Return the records that follow, matching each one exactly.

─── Task input ───

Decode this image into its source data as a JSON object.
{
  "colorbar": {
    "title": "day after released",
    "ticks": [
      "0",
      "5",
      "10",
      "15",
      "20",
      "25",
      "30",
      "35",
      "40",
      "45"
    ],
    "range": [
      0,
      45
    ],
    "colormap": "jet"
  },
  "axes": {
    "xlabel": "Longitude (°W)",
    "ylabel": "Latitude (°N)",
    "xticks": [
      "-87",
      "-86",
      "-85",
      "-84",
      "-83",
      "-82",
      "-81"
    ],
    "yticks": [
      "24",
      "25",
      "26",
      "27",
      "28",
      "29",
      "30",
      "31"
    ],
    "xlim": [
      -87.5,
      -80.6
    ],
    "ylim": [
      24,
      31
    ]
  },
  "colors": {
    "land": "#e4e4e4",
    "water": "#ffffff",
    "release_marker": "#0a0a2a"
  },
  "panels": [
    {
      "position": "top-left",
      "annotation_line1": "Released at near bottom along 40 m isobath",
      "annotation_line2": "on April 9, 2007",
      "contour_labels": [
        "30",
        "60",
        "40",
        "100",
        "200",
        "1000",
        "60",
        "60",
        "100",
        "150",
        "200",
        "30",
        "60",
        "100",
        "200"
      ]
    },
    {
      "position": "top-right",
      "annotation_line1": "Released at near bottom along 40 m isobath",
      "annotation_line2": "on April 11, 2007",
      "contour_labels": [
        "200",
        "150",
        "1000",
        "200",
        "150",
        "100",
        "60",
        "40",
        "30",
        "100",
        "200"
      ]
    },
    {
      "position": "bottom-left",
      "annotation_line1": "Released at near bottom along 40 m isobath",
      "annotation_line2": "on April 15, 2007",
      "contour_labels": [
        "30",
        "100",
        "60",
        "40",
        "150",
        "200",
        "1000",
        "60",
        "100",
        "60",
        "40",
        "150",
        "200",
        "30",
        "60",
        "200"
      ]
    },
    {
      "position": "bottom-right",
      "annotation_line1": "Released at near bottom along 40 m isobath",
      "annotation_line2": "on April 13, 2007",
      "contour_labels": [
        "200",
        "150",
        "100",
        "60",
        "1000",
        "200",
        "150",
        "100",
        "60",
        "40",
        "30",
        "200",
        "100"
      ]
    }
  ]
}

───

▶ Solution to this problem
Decode this image into its source data as a JSON object.
{
  "colorbar": {
    "title": "day after released",
    "ticks": [
      "0",
      "5",
      "10",
      "15",
      "20",
      "25",
      "30",
      "35",
      "40",
      "45"
    ],
    "range": [
      0,
      45
    ],
    "colormap": "jet"
  },
  "axes": {
    "xlabel": "Longitude (°W)",
    "ylabel": "Latitude (°N)",
    "xticks": [
      "-87",
      "-86",
      "-85",
      "-84",
      "-83",
      "-82",
      "-81"
    ],
    "yticks": [
      "24",
      "25",
      "26",
      "27",
      "28",
      "29",
      "30",
      "31"
    ],
    "xlim": [
      -87.5,
      -80.6
    ],
    "ylim": [
      24,
      31
    ]
  },
  "colors": {
    "land": "#e4e4e4",
    "water": "#ffffff",
    "release_marker": "#0a0a2a"
  },
  "panels": [
    {
      "position": "top-left",
      "annotation_line1": "Released at near bottom along 40 m isobath",
      "annotation_line2": "on April 9, 2007",
      "contour_labels": [
        "30",
        "60",
        "40",
        "100",
        "200",
        "1000",
        "60",
        "60",
        "100",
        "150",
        "200",
        "30",
        "60",
        "100",
        "200"
      ]
    },
    {
      "position": "top-right",
      "annotation_line1": "Released at near bottom along 40 m isobath",
      "annotation_line2": "on April 11, 2007",
      "contour_labels": [
        "200",
        "150",
        "1000",
        "200",
        "150",
        "100",
        "60",
        "40",
        "30",
        "100",
        "200"
      ]
    },
    {
      "position": "bottom-left",
      "annotation_line1": "Released at near bottom along 40 m isobath",
      "annotation_line2": "on April 15, 2007",
      "contour_labels": [
        "30",
        "100",
        "60",
        "40",
        "150",
        "200",
        "1000",
        "60",
        "100",
        "60",
        "40",
        "150",
        "200",
        "30",
        "60",
        "200"
      ]
    },
    {
      "position": "bottom-right",
      "annotation_line1": "Released at near bottom along 40 m isobath",
      "annotation_line2": "on April 13, 2007",
      "contour_labels": [
        "200",
        "150",
        "100",
        "60",
        "1000",
        "200",
        "150",
        "100",
        "60",
        "40",
        "30",
        "200",
        "100"
      ]
    }
  ]
}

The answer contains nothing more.